Stored items

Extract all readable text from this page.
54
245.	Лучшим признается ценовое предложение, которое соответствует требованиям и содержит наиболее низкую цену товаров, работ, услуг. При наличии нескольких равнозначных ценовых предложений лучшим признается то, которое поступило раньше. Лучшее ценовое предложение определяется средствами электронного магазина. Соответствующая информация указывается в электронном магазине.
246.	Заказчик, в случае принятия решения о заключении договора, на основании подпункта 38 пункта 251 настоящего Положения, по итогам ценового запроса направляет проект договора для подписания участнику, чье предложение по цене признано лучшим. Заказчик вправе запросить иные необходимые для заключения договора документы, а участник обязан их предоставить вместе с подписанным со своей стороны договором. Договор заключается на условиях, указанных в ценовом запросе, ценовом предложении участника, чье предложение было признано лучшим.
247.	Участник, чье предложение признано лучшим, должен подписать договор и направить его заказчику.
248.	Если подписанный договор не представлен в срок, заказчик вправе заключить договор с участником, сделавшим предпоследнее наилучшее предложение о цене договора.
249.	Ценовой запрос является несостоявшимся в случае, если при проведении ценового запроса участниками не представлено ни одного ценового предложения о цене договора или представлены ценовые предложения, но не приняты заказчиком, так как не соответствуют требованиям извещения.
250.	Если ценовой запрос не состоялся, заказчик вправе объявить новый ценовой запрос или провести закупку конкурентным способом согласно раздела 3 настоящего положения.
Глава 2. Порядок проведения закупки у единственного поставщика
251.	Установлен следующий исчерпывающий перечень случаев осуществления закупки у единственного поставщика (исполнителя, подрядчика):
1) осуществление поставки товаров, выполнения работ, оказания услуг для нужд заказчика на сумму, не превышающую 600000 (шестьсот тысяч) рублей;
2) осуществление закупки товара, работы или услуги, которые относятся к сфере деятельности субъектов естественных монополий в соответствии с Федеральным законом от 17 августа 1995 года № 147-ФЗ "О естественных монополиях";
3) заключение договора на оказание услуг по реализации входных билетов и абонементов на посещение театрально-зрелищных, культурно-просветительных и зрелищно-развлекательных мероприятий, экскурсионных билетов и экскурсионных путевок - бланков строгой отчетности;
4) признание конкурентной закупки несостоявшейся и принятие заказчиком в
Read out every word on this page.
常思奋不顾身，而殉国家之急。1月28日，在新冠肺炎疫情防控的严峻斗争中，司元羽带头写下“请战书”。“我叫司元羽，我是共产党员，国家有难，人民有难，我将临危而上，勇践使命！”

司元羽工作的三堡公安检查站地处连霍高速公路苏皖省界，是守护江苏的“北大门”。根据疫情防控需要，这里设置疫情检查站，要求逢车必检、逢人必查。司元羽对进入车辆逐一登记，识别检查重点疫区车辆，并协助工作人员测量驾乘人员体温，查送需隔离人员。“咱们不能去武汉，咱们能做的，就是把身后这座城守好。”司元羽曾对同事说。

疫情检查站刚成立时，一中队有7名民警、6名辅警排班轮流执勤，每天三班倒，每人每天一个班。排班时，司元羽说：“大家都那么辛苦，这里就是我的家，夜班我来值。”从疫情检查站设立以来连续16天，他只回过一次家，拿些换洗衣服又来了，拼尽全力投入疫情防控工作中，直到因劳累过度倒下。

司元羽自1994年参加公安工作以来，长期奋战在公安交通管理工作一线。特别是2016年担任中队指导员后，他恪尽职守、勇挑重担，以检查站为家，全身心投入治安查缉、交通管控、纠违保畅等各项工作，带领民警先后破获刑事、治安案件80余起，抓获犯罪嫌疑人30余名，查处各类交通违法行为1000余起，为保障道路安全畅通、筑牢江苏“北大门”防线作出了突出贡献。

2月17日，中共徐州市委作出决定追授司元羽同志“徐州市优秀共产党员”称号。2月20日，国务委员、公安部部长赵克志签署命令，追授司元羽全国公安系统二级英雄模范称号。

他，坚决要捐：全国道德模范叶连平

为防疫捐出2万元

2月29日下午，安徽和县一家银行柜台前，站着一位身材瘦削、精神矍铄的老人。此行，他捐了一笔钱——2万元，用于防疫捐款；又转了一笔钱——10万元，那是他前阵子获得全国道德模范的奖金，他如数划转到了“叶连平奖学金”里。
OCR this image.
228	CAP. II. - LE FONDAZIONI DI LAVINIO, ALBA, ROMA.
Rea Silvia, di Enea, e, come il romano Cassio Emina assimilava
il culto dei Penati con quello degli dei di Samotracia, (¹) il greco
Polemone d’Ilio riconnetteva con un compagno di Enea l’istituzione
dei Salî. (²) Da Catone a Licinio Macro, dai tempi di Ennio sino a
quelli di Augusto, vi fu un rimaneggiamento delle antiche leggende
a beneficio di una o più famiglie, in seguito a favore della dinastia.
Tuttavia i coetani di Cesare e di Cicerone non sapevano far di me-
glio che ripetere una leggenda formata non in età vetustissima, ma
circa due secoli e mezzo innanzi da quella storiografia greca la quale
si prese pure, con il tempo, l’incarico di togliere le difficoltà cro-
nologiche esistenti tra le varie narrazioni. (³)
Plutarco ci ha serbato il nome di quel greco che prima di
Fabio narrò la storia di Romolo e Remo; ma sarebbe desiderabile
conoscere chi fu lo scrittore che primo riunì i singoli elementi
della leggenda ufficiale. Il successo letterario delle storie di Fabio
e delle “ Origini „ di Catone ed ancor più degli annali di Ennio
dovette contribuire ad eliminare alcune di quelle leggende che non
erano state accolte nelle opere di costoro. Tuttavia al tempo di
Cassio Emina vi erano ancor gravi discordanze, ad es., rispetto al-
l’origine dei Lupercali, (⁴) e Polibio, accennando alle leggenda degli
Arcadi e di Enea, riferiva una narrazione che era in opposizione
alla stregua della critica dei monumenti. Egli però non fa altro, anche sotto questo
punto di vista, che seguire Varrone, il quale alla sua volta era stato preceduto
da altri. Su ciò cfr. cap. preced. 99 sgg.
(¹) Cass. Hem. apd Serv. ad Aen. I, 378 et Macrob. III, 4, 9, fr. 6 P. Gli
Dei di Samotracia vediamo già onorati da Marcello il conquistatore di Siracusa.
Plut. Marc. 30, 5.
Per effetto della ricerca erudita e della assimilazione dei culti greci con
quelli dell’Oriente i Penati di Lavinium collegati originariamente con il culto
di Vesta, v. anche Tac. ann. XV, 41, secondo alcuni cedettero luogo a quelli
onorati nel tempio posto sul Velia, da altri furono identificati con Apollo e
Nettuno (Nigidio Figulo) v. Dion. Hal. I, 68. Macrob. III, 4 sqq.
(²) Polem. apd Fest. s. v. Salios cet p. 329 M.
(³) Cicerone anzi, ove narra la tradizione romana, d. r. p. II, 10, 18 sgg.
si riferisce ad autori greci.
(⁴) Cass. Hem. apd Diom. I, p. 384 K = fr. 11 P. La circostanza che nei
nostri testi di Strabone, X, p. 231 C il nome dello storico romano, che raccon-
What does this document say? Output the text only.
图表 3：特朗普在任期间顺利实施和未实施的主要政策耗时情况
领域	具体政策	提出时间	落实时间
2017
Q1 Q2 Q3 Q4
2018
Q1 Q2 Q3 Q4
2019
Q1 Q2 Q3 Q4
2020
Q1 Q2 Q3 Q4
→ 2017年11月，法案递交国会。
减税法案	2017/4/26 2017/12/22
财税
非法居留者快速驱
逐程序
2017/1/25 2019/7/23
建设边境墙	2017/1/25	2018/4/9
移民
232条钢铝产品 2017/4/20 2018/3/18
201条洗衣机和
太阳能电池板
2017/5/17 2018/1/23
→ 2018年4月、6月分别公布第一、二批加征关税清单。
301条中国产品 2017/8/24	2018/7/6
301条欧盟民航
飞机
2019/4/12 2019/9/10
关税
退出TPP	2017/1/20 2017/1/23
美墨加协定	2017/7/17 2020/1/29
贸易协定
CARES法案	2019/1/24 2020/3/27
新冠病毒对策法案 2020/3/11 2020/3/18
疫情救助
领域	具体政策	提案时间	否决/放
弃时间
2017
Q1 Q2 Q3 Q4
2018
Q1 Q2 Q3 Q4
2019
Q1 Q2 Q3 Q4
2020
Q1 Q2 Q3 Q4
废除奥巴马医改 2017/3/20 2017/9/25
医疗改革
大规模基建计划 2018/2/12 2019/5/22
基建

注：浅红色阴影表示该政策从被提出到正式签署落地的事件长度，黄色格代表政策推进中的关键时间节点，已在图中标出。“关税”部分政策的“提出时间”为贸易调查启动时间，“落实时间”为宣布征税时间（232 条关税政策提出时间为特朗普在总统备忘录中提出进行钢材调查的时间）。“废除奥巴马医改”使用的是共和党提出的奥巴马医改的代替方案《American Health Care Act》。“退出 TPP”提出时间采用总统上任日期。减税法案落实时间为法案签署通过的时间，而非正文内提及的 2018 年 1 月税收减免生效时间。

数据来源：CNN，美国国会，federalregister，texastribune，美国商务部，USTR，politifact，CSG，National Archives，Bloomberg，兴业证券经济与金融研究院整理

The problem
Check each line above for the string "culto" and show the ones that have it.

Full solution
il culto dei Penati con quello degli dei di Samotracia, (¹) il greco
quelli dell’Oriente i Penati di Lavinium collegati originariamente con il culto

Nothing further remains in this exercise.